Exercise directions
Identify every line containing the word "color" and reproduce each one.

--- begin Stored rows ---

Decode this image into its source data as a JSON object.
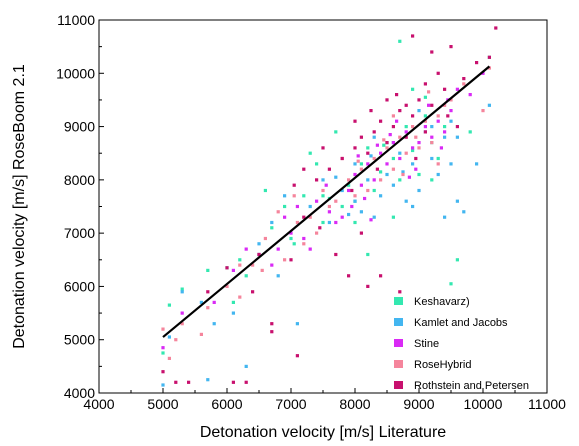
{
  "chart_data": {
    "type": "scatter",
    "title": "",
    "xlabel": "Detonation velocity [m/s] Literature",
    "ylabel": "Detonation velocity [m/s] RoseBoom 2.1",
    "xlim": [
      4000,
      11000
    ],
    "ylim": [
      4000,
      11000
    ],
    "x_ticks": [
      4000,
      5000,
      6000,
      7000,
      8000,
      9000,
      10000,
      11000
    ],
    "y_ticks": [
      4000,
      5000,
      6000,
      7000,
      8000,
      9000,
      10000,
      11000
    ],
    "grid": false,
    "legend_position": "bottom-right",
    "marker": "square",
    "series": [
      {
        "name": "Keshavarz)",
        "color": "#33e8b0",
        "points": [
          [
            5000,
            4750
          ],
          [
            5100,
            5650
          ],
          [
            5300,
            5950
          ],
          [
            5700,
            6300
          ],
          [
            6000,
            6350
          ],
          [
            6200,
            6500
          ],
          [
            6500,
            6600
          ],
          [
            6700,
            7100
          ],
          [
            6900,
            7500
          ],
          [
            7000,
            6900
          ],
          [
            7200,
            7700
          ],
          [
            7400,
            8300
          ],
          [
            7500,
            7200
          ],
          [
            7600,
            7650
          ],
          [
            7800,
            7500
          ],
          [
            7900,
            7900
          ],
          [
            8000,
            7200
          ],
          [
            8100,
            8300
          ],
          [
            8200,
            8600
          ],
          [
            8300,
            7800
          ],
          [
            8400,
            8150
          ],
          [
            8500,
            8700
          ],
          [
            8600,
            8400
          ],
          [
            8700,
            8000
          ],
          [
            8800,
            9000
          ],
          [
            8900,
            8550
          ],
          [
            9000,
            8100
          ],
          [
            9100,
            9200
          ],
          [
            9200,
            8700
          ],
          [
            9300,
            8400
          ],
          [
            9500,
            6050
          ],
          [
            9600,
            6500
          ],
          [
            8700,
            10600
          ],
          [
            9100,
            9550
          ],
          [
            7500,
            7700
          ],
          [
            8200,
            6600
          ],
          [
            6300,
            6200
          ],
          [
            9800,
            8900
          ],
          [
            10100,
            10300
          ],
          [
            8900,
            9700
          ],
          [
            6100,
            5700
          ],
          [
            6600,
            7800
          ],
          [
            7700,
            8900
          ],
          [
            8600,
            7300
          ],
          [
            9400,
            9000
          ],
          [
            8000,
            7600
          ],
          [
            7300,
            8500
          ],
          [
            8450,
            8650
          ],
          [
            7050,
            6800
          ],
          [
            9200,
            8000
          ]
        ]
      },
      {
        "name": "Kamlet and Jacobs",
        "color": "#43b6f0",
        "points": [
          [
            5000,
            4150
          ],
          [
            5100,
            5050
          ],
          [
            5300,
            5900
          ],
          [
            5600,
            5700
          ],
          [
            5700,
            4250
          ],
          [
            5800,
            5300
          ],
          [
            6100,
            5500
          ],
          [
            6300,
            4500
          ],
          [
            6800,
            6200
          ],
          [
            7100,
            5300
          ],
          [
            7300,
            7500
          ],
          [
            7600,
            7200
          ],
          [
            7800,
            7800
          ],
          [
            8000,
            7600
          ],
          [
            8100,
            7400
          ],
          [
            8200,
            8000
          ],
          [
            8300,
            7300
          ],
          [
            8400,
            7700
          ],
          [
            8500,
            8100
          ],
          [
            8600,
            7900
          ],
          [
            8700,
            8500
          ],
          [
            8800,
            7600
          ],
          [
            8900,
            8300
          ],
          [
            9000,
            7800
          ],
          [
            9100,
            8900
          ],
          [
            9200,
            8400
          ],
          [
            9300,
            8100
          ],
          [
            9400,
            8800
          ],
          [
            9500,
            8300
          ],
          [
            9600,
            7600
          ],
          [
            9700,
            7400
          ],
          [
            9900,
            8300
          ],
          [
            10100,
            9400
          ],
          [
            9500,
            9100
          ],
          [
            8000,
            8300
          ],
          [
            7700,
            8050
          ],
          [
            8300,
            8800
          ],
          [
            7500,
            8000
          ],
          [
            6900,
            7700
          ],
          [
            6700,
            7200
          ],
          [
            9000,
            9300
          ],
          [
            8600,
            8700
          ],
          [
            8900,
            7500
          ],
          [
            9200,
            9000
          ],
          [
            9600,
            8800
          ],
          [
            8250,
            8450
          ],
          [
            8750,
            8150
          ],
          [
            7900,
            7350
          ],
          [
            6500,
            6800
          ],
          [
            9400,
            7300
          ]
        ]
      },
      {
        "name": "Stine",
        "color": "#d92af5",
        "points": [
          [
            5000,
            4850
          ],
          [
            5300,
            5500
          ],
          [
            5800,
            5700
          ],
          [
            6100,
            6300
          ],
          [
            6500,
            6600
          ],
          [
            6800,
            6700
          ],
          [
            7000,
            7000
          ],
          [
            7200,
            6900
          ],
          [
            7400,
            7600
          ],
          [
            7600,
            7400
          ],
          [
            7800,
            7300
          ],
          [
            7900,
            7800
          ],
          [
            8000,
            8100
          ],
          [
            8100,
            7900
          ],
          [
            8200,
            8300
          ],
          [
            8300,
            8000
          ],
          [
            8400,
            8500
          ],
          [
            8500,
            8300
          ],
          [
            8600,
            8700
          ],
          [
            8700,
            8400
          ],
          [
            8800,
            8900
          ],
          [
            8900,
            8600
          ],
          [
            9000,
            8700
          ],
          [
            9100,
            9000
          ],
          [
            9200,
            8800
          ],
          [
            9300,
            9100
          ],
          [
            9400,
            8900
          ],
          [
            9500,
            9300
          ],
          [
            9600,
            9700
          ],
          [
            9800,
            9600
          ],
          [
            10000,
            10000
          ],
          [
            6700,
            6400
          ],
          [
            7100,
            7500
          ],
          [
            7700,
            7200
          ],
          [
            8150,
            7650
          ],
          [
            8550,
            8850
          ],
          [
            8950,
            8200
          ],
          [
            9350,
            8600
          ],
          [
            7300,
            6700
          ],
          [
            6300,
            6700
          ],
          [
            8650,
            9100
          ],
          [
            8050,
            8450
          ],
          [
            7550,
            7900
          ],
          [
            9150,
            9400
          ],
          [
            8850,
            8050
          ],
          [
            7950,
            7500
          ],
          [
            8350,
            8650
          ],
          [
            9450,
            9500
          ],
          [
            6900,
            7300
          ],
          [
            8250,
            7250
          ]
        ]
      },
      {
        "name": "RoseHybrid",
        "color": "#f5859c",
        "points": [
          [
            5000,
            5200
          ],
          [
            5100,
            4650
          ],
          [
            5200,
            5000
          ],
          [
            5300,
            5300
          ],
          [
            5600,
            5100
          ],
          [
            6000,
            6000
          ],
          [
            6200,
            5800
          ],
          [
            6400,
            6400
          ],
          [
            6600,
            6900
          ],
          [
            6900,
            6500
          ],
          [
            7100,
            7200
          ],
          [
            7300,
            7300
          ],
          [
            7500,
            7800
          ],
          [
            7700,
            7600
          ],
          [
            7900,
            8000
          ],
          [
            8000,
            7700
          ],
          [
            8100,
            8200
          ],
          [
            8200,
            7800
          ],
          [
            8300,
            8400
          ],
          [
            8400,
            8000
          ],
          [
            8500,
            8600
          ],
          [
            8600,
            8200
          ],
          [
            8700,
            8800
          ],
          [
            8800,
            8500
          ],
          [
            8900,
            9000
          ],
          [
            9000,
            8600
          ],
          [
            9100,
            9100
          ],
          [
            9200,
            8700
          ],
          [
            9300,
            9200
          ],
          [
            9400,
            9400
          ],
          [
            9500,
            9500
          ],
          [
            9700,
            9800
          ],
          [
            10100,
            10100
          ],
          [
            10000,
            9300
          ],
          [
            6800,
            7400
          ],
          [
            7400,
            7000
          ],
          [
            7800,
            8400
          ],
          [
            8600,
            9200
          ],
          [
            9300,
            8300
          ],
          [
            6200,
            6400
          ],
          [
            7200,
            6800
          ],
          [
            7600,
            7500
          ],
          [
            8050,
            8350
          ],
          [
            8450,
            8750
          ],
          [
            8950,
            8800
          ],
          [
            5700,
            5600
          ],
          [
            6550,
            6300
          ],
          [
            8750,
            8100
          ],
          [
            9150,
            9650
          ],
          [
            7050,
            7700
          ]
        ]
      },
      {
        "name": "Rothstein and Petersen",
        "color": "#c8106e",
        "points": [
          [
            5000,
            4400
          ],
          [
            5200,
            4200
          ],
          [
            5400,
            4200
          ],
          [
            5700,
            5900
          ],
          [
            6100,
            4200
          ],
          [
            6300,
            4200
          ],
          [
            6500,
            6600
          ],
          [
            6700,
            5300
          ],
          [
            6700,
            5150
          ],
          [
            7000,
            6500
          ],
          [
            7100,
            4700
          ],
          [
            7200,
            7300
          ],
          [
            7400,
            8000
          ],
          [
            7600,
            8200
          ],
          [
            7800,
            8400
          ],
          [
            8000,
            8600
          ],
          [
            8100,
            8800
          ],
          [
            8200,
            8500
          ],
          [
            8300,
            8900
          ],
          [
            8400,
            9100
          ],
          [
            8500,
            8700
          ],
          [
            8600,
            9000
          ],
          [
            8700,
            9300
          ],
          [
            8800,
            8800
          ],
          [
            8900,
            9200
          ],
          [
            9000,
            9500
          ],
          [
            9100,
            8900
          ],
          [
            9200,
            9400
          ],
          [
            9300,
            10000
          ],
          [
            9400,
            9700
          ],
          [
            9500,
            10500
          ],
          [
            9700,
            9900
          ],
          [
            9900,
            10200
          ],
          [
            10200,
            10850
          ],
          [
            10100,
            10300
          ],
          [
            8900,
            10700
          ],
          [
            9200,
            10400
          ],
          [
            8000,
            9100
          ],
          [
            7500,
            8600
          ],
          [
            7200,
            8200
          ],
          [
            7900,
            6200
          ],
          [
            8200,
            6000
          ],
          [
            8400,
            6200
          ],
          [
            8700,
            5900
          ],
          [
            6000,
            6350
          ],
          [
            8100,
            7000
          ],
          [
            8500,
            9500
          ],
          [
            8800,
            9400
          ],
          [
            9100,
            9800
          ],
          [
            7700,
            6600
          ],
          [
            8650,
            9600
          ],
          [
            8350,
            8200
          ],
          [
            7950,
            7800
          ],
          [
            9450,
            9200
          ],
          [
            9600,
            9000
          ],
          [
            8250,
            9300
          ],
          [
            7450,
            7100
          ],
          [
            8950,
            8400
          ],
          [
            7050,
            7900
          ],
          [
            6400,
            5900
          ]
        ]
      }
    ],
    "fit_line": {
      "x": [
        5000,
        10100
      ],
      "y": [
        5050,
        10130
      ],
      "color": "#000000"
    }
  }
}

--- end Stored rows ---

Task answer
        "color": "#33e8b0",
        "color": "#43b6f0",
        "color": "#d92af5",
        "color": "#f5859c",
        "color": "#c8106e",
      "color": "#000000"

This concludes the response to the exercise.